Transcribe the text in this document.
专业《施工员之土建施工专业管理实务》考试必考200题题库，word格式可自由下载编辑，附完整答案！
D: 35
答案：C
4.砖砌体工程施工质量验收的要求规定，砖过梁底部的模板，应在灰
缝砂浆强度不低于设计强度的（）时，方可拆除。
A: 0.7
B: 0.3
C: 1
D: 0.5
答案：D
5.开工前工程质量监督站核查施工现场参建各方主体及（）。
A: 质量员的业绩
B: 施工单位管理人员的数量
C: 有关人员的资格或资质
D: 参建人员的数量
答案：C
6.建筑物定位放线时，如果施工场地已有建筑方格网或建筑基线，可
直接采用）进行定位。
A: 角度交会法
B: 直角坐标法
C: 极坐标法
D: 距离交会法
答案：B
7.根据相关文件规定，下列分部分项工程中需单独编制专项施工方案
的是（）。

+===+

## AIM
Using the data above, print every record exactly as shown.

## ANSWER FOR THIS EXERCISE
Transcribe the text in this document.
专业《施工员之土建施工专业管理实务》考试必考200题题库，word格式可自由下载编辑，附完整答案！
D: 35
答案：C
4.砖砌体工程施工质量验收的要求规定，砖过梁底部的模板，应在灰
缝砂浆强度不低于设计强度的（）时，方可拆除。
A: 0.7
B: 0.3
C: 1
D: 0.5
答案：D
5.开工前工程质量监督站核查施工现场参建各方主体及（）。
A: 质量员的业绩
B: 施工单位管理人员的数量
C: 有关人员的资格或资质
D: 参建人员的数量
答案：C
6.建筑物定位放线时，如果施工场地已有建筑方格网或建筑基线，可
直接采用）进行定位。
A: 角度交会法
B: 直角坐标法
C: 极坐标法
D: 距离交会法
答案：B
7.根据相关文件规定，下列分部分项工程中需单独编制专项施工方案
的是（）。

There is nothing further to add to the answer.